Collect each line of the entries that holds the string "this".

»»

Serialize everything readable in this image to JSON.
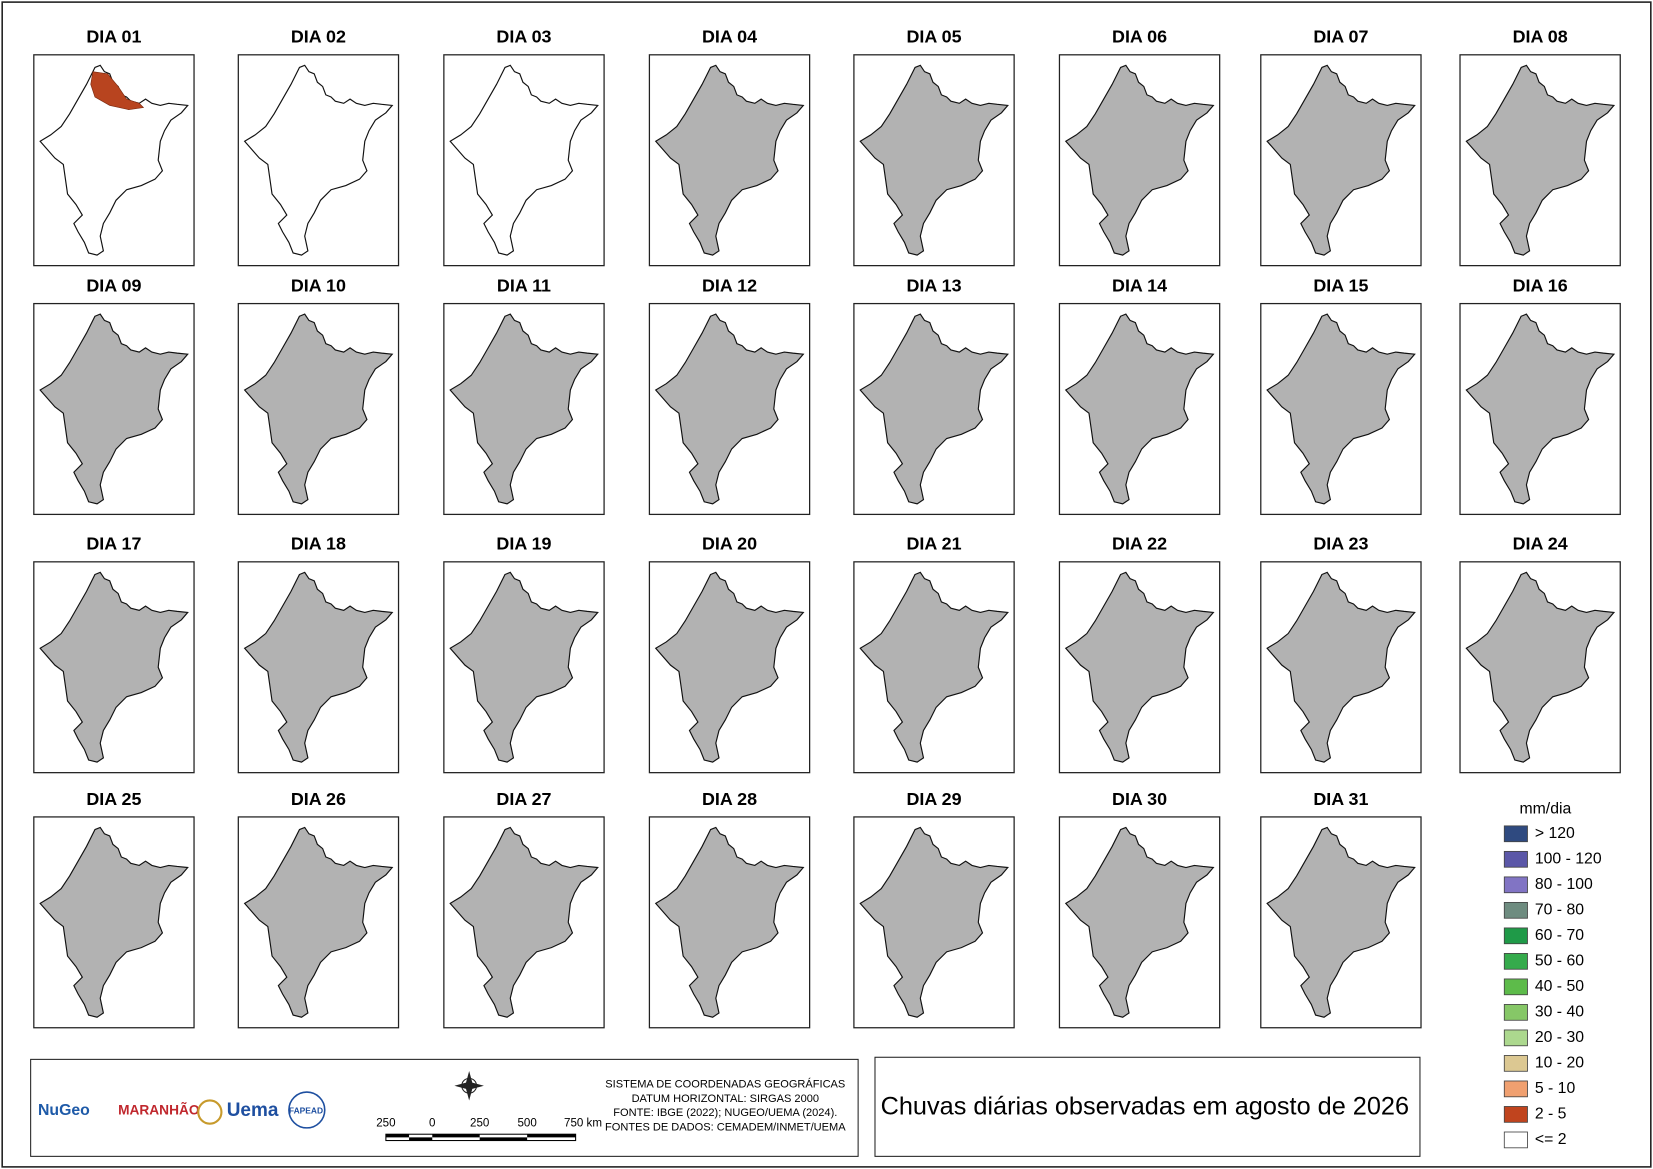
{
  "title": "Chuvas diárias observadas em agosto de 2026",
  "panels": [
    {
      "title": "DIA 01",
      "color": "#ffffff",
      "patch_color": "#b8441f"
    },
    {
      "title": "DIA 02",
      "color": "#ffffff"
    },
    {
      "title": "DIA 03",
      "color": "#ffffff"
    },
    {
      "title": "DIA 04",
      "color": "#b2b2b2"
    },
    {
      "title": "DIA 05",
      "color": "#b2b2b2"
    },
    {
      "title": "DIA 06",
      "color": "#b2b2b2"
    },
    {
      "title": "DIA 07",
      "color": "#b2b2b2"
    },
    {
      "title": "DIA 08",
      "color": "#b2b2b2"
    },
    {
      "title": "DIA 09",
      "color": "#b2b2b2"
    },
    {
      "title": "DIA 10",
      "color": "#b2b2b2"
    },
    {
      "title": "DIA 11",
      "color": "#b2b2b2"
    },
    {
      "title": "DIA 12",
      "color": "#b2b2b2"
    },
    {
      "title": "DIA 13",
      "color": "#b2b2b2"
    },
    {
      "title": "DIA 14",
      "color": "#b2b2b2"
    },
    {
      "title": "DIA 15",
      "color": "#b2b2b2"
    },
    {
      "title": "DIA 16",
      "color": "#b2b2b2"
    },
    {
      "title": "DIA 17",
      "color": "#b2b2b2"
    },
    {
      "title": "DIA 18",
      "color": "#b2b2b2"
    },
    {
      "title": "DIA 19",
      "color": "#b2b2b2"
    },
    {
      "title": "DIA 20",
      "color": "#b2b2b2"
    },
    {
      "title": "DIA 21",
      "color": "#b2b2b2"
    },
    {
      "title": "DIA 22",
      "color": "#b2b2b2"
    },
    {
      "title": "DIA 23",
      "color": "#b2b2b2"
    },
    {
      "title": "DIA 24",
      "color": "#b2b2b2"
    },
    {
      "title": "DIA 25",
      "color": "#b2b2b2"
    },
    {
      "title": "DIA 26",
      "color": "#b2b2b2"
    },
    {
      "title": "DIA 27",
      "color": "#b2b2b2"
    },
    {
      "title": "DIA 28",
      "color": "#b2b2b2"
    },
    {
      "title": "DIA 29",
      "color": "#b2b2b2"
    },
    {
      "title": "DIA 30",
      "color": "#b2b2b2"
    },
    {
      "title": "DIA 31",
      "color": "#b2b2b2"
    }
  ],
  "legend": {
    "title": "mm/dia",
    "items": [
      {
        "label": "> 120",
        "color": "#2f4a80"
      },
      {
        "label": "100 - 120",
        "color": "#5b57a8"
      },
      {
        "label": "80 - 100",
        "color": "#8174c4"
      },
      {
        "label": "70 - 80",
        "color": "#6e8c80"
      },
      {
        "label": "60 - 70",
        "color": "#1f9a48"
      },
      {
        "label": "50 - 60",
        "color": "#35ab4c"
      },
      {
        "label": "40 - 50",
        "color": "#5dbb4a"
      },
      {
        "label": "30 - 40",
        "color": "#86c767"
      },
      {
        "label": "20 - 30",
        "color": "#acd88e"
      },
      {
        "label": "10 - 20",
        "color": "#dcc892"
      },
      {
        "label": "5 - 10",
        "color": "#f0a070"
      },
      {
        "label": "2 - 5",
        "color": "#c0441e"
      },
      {
        "label": "<= 2",
        "color": "#ffffff"
      }
    ]
  },
  "scale_labels": [
    "250",
    "0",
    "250",
    "500",
    "750 km"
  ],
  "credits": [
    "SISTEMA DE COORDENADAS GEOGRÁFICAS",
    "DATUM HORIZONTAL: SIRGAS 2000",
    "FONTE: IBGE (2022); NUGEO/UEMA (2024).",
    "FONTES DE DADOS: CEMADEM/INMET/UEMA"
  ],
  "logos": [
    "NuGeo",
    "MARANHÃO",
    "Uema",
    "FAPEAD"
  ]
}
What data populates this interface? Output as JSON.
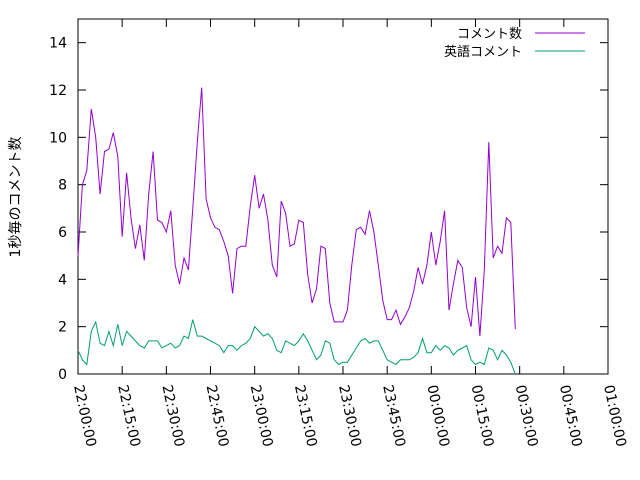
{
  "chart_data": {
    "type": "line",
    "title": "",
    "xlabel": "",
    "ylabel": "1秒毎のコメント数",
    "ylim": [
      0,
      15
    ],
    "xlim": [
      "22:00:00",
      "01:00:00"
    ],
    "yticks": [
      0,
      2,
      4,
      6,
      8,
      10,
      12,
      14
    ],
    "xticks": [
      "22:00:00",
      "22:15:00",
      "22:30:00",
      "22:45:00",
      "23:00:00",
      "23:15:00",
      "23:30:00",
      "23:45:00",
      "00:00:00",
      "00:15:00",
      "00:30:00",
      "00:45:00",
      "01:00:00"
    ],
    "grid": false,
    "legend_position": "top-right",
    "series": [
      {
        "name": "コメント数",
        "color": "#9400d3",
        "points": [
          [
            "22:00:00",
            5.0
          ],
          [
            "22:01:30",
            8.0
          ],
          [
            "22:03:00",
            8.6
          ],
          [
            "22:04:30",
            11.2
          ],
          [
            "22:06:00",
            10.0
          ],
          [
            "22:07:30",
            7.6
          ],
          [
            "22:09:00",
            9.4
          ],
          [
            "22:10:30",
            9.5
          ],
          [
            "22:12:00",
            10.2
          ],
          [
            "22:13:30",
            9.2
          ],
          [
            "22:15:00",
            5.8
          ],
          [
            "22:16:30",
            8.5
          ],
          [
            "22:18:00",
            6.6
          ],
          [
            "22:19:30",
            5.3
          ],
          [
            "22:21:00",
            6.3
          ],
          [
            "22:22:30",
            4.8
          ],
          [
            "22:24:00",
            7.6
          ],
          [
            "22:25:30",
            9.4
          ],
          [
            "22:27:00",
            6.5
          ],
          [
            "22:28:30",
            6.4
          ],
          [
            "22:30:00",
            6.0
          ],
          [
            "22:31:30",
            6.9
          ],
          [
            "22:33:00",
            4.6
          ],
          [
            "22:34:30",
            3.8
          ],
          [
            "22:36:00",
            4.9
          ],
          [
            "22:37:30",
            4.4
          ],
          [
            "22:39:00",
            7.0
          ],
          [
            "22:40:30",
            9.8
          ],
          [
            "22:42:00",
            12.1
          ],
          [
            "22:43:30",
            7.4
          ],
          [
            "22:45:00",
            6.6
          ],
          [
            "22:46:30",
            6.2
          ],
          [
            "22:48:00",
            6.1
          ],
          [
            "22:49:30",
            5.6
          ],
          [
            "22:51:00",
            5.0
          ],
          [
            "22:52:30",
            3.4
          ],
          [
            "22:54:00",
            5.3
          ],
          [
            "22:55:30",
            5.4
          ],
          [
            "22:57:00",
            5.4
          ],
          [
            "22:58:30",
            7.1
          ],
          [
            "23:00:00",
            8.4
          ],
          [
            "23:01:30",
            7.0
          ],
          [
            "23:03:00",
            7.6
          ],
          [
            "23:04:30",
            6.5
          ],
          [
            "23:06:00",
            4.6
          ],
          [
            "23:07:30",
            4.1
          ],
          [
            "23:09:00",
            7.3
          ],
          [
            "23:10:30",
            6.8
          ],
          [
            "23:12:00",
            5.4
          ],
          [
            "23:13:30",
            5.5
          ],
          [
            "23:15:00",
            6.5
          ],
          [
            "23:16:30",
            6.4
          ],
          [
            "23:18:00",
            4.2
          ],
          [
            "23:19:30",
            3.0
          ],
          [
            "23:21:00",
            3.6
          ],
          [
            "23:22:30",
            5.4
          ],
          [
            "23:24:00",
            5.3
          ],
          [
            "23:25:30",
            3.0
          ],
          [
            "23:27:00",
            2.2
          ],
          [
            "23:28:30",
            2.2
          ],
          [
            "23:30:00",
            2.2
          ],
          [
            "23:31:30",
            2.7
          ],
          [
            "23:33:00",
            4.6
          ],
          [
            "23:34:30",
            6.1
          ],
          [
            "23:36:00",
            6.2
          ],
          [
            "23:37:30",
            5.9
          ],
          [
            "23:39:00",
            6.9
          ],
          [
            "23:40:30",
            6.0
          ],
          [
            "23:42:00",
            4.6
          ],
          [
            "23:43:30",
            3.1
          ],
          [
            "23:45:00",
            2.3
          ],
          [
            "23:46:30",
            2.3
          ],
          [
            "23:48:00",
            2.7
          ],
          [
            "23:49:30",
            2.1
          ],
          [
            "23:51:00",
            2.4
          ],
          [
            "23:52:30",
            2.8
          ],
          [
            "23:54:00",
            3.5
          ],
          [
            "23:55:30",
            4.5
          ],
          [
            "23:57:00",
            3.8
          ],
          [
            "23:58:30",
            4.6
          ],
          [
            "00:00:00",
            6.0
          ],
          [
            "00:01:30",
            4.6
          ],
          [
            "00:03:00",
            5.6
          ],
          [
            "00:04:30",
            6.9
          ],
          [
            "00:06:00",
            2.7
          ],
          [
            "00:07:30",
            3.8
          ],
          [
            "00:09:00",
            4.8
          ],
          [
            "00:10:30",
            4.5
          ],
          [
            "00:12:00",
            2.8
          ],
          [
            "00:13:30",
            2.0
          ],
          [
            "00:15:00",
            4.1
          ],
          [
            "00:16:30",
            1.6
          ],
          [
            "00:18:00",
            4.4
          ],
          [
            "00:19:30",
            9.8
          ],
          [
            "00:21:00",
            4.9
          ],
          [
            "00:22:30",
            5.4
          ],
          [
            "00:24:00",
            5.1
          ],
          [
            "00:25:30",
            6.6
          ],
          [
            "00:27:00",
            6.4
          ],
          [
            "00:28:30",
            1.9
          ]
        ]
      },
      {
        "name": "英語コメント",
        "color": "#009e73",
        "points": [
          [
            "22:00:00",
            1.0
          ],
          [
            "22:01:30",
            0.6
          ],
          [
            "22:03:00",
            0.4
          ],
          [
            "22:04:30",
            1.8
          ],
          [
            "22:06:00",
            2.2
          ],
          [
            "22:07:30",
            1.3
          ],
          [
            "22:09:00",
            1.2
          ],
          [
            "22:10:30",
            1.8
          ],
          [
            "22:12:00",
            1.2
          ],
          [
            "22:13:30",
            2.1
          ],
          [
            "22:15:00",
            1.2
          ],
          [
            "22:16:30",
            1.8
          ],
          [
            "22:18:00",
            1.6
          ],
          [
            "22:19:30",
            1.4
          ],
          [
            "22:21:00",
            1.2
          ],
          [
            "22:22:30",
            1.1
          ],
          [
            "22:24:00",
            1.4
          ],
          [
            "22:25:30",
            1.4
          ],
          [
            "22:27:00",
            1.4
          ],
          [
            "22:28:30",
            1.1
          ],
          [
            "22:30:00",
            1.2
          ],
          [
            "22:31:30",
            1.3
          ],
          [
            "22:33:00",
            1.1
          ],
          [
            "22:34:30",
            1.2
          ],
          [
            "22:36:00",
            1.6
          ],
          [
            "22:37:30",
            1.5
          ],
          [
            "22:39:00",
            2.3
          ],
          [
            "22:40:30",
            1.6
          ],
          [
            "22:42:00",
            1.6
          ],
          [
            "22:43:30",
            1.5
          ],
          [
            "22:45:00",
            1.4
          ],
          [
            "22:46:30",
            1.3
          ],
          [
            "22:48:00",
            1.2
          ],
          [
            "22:49:30",
            0.9
          ],
          [
            "22:51:00",
            1.2
          ],
          [
            "22:52:30",
            1.2
          ],
          [
            "22:54:00",
            1.0
          ],
          [
            "22:55:30",
            1.2
          ],
          [
            "22:57:00",
            1.3
          ],
          [
            "22:58:30",
            1.5
          ],
          [
            "23:00:00",
            2.0
          ],
          [
            "23:01:30",
            1.8
          ],
          [
            "23:03:00",
            1.6
          ],
          [
            "23:04:30",
            1.7
          ],
          [
            "23:06:00",
            1.5
          ],
          [
            "23:07:30",
            1.0
          ],
          [
            "23:09:00",
            0.9
          ],
          [
            "23:10:30",
            1.4
          ],
          [
            "23:12:00",
            1.3
          ],
          [
            "23:13:30",
            1.2
          ],
          [
            "23:15:00",
            1.4
          ],
          [
            "23:16:30",
            1.7
          ],
          [
            "23:18:00",
            1.4
          ],
          [
            "23:19:30",
            1.0
          ],
          [
            "23:21:00",
            0.6
          ],
          [
            "23:22:30",
            0.8
          ],
          [
            "23:24:00",
            1.4
          ],
          [
            "23:25:30",
            1.3
          ],
          [
            "23:27:00",
            0.6
          ],
          [
            "23:28:30",
            0.4
          ],
          [
            "23:30:00",
            0.5
          ],
          [
            "23:31:30",
            0.5
          ],
          [
            "23:33:00",
            0.8
          ],
          [
            "23:34:30",
            1.1
          ],
          [
            "23:36:00",
            1.4
          ],
          [
            "23:37:30",
            1.5
          ],
          [
            "23:39:00",
            1.3
          ],
          [
            "23:40:30",
            1.4
          ],
          [
            "23:42:00",
            1.4
          ],
          [
            "23:43:30",
            1.0
          ],
          [
            "23:45:00",
            0.6
          ],
          [
            "23:46:30",
            0.5
          ],
          [
            "23:48:00",
            0.4
          ],
          [
            "23:49:30",
            0.6
          ],
          [
            "23:51:00",
            0.6
          ],
          [
            "23:52:30",
            0.6
          ],
          [
            "23:54:00",
            0.7
          ],
          [
            "23:55:30",
            0.9
          ],
          [
            "23:57:00",
            1.5
          ],
          [
            "23:58:30",
            0.9
          ],
          [
            "00:00:00",
            0.9
          ],
          [
            "00:01:30",
            1.2
          ],
          [
            "00:03:00",
            1.0
          ],
          [
            "00:04:30",
            1.2
          ],
          [
            "00:06:00",
            1.1
          ],
          [
            "00:07:30",
            0.8
          ],
          [
            "00:09:00",
            1.0
          ],
          [
            "00:10:30",
            1.1
          ],
          [
            "00:12:00",
            1.2
          ],
          [
            "00:13:30",
            0.6
          ],
          [
            "00:15:00",
            0.4
          ],
          [
            "00:16:30",
            0.5
          ],
          [
            "00:18:00",
            0.4
          ],
          [
            "00:19:30",
            1.1
          ],
          [
            "00:21:00",
            1.0
          ],
          [
            "00:22:30",
            0.6
          ],
          [
            "00:24:00",
            1.0
          ],
          [
            "00:25:30",
            0.8
          ],
          [
            "00:27:00",
            0.5
          ],
          [
            "00:28:30",
            0.0
          ]
        ]
      }
    ]
  }
}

««

**Reply to the exercise**
Serialize everything readable in this image to JSON.
What data populates this interface? Output as JSON.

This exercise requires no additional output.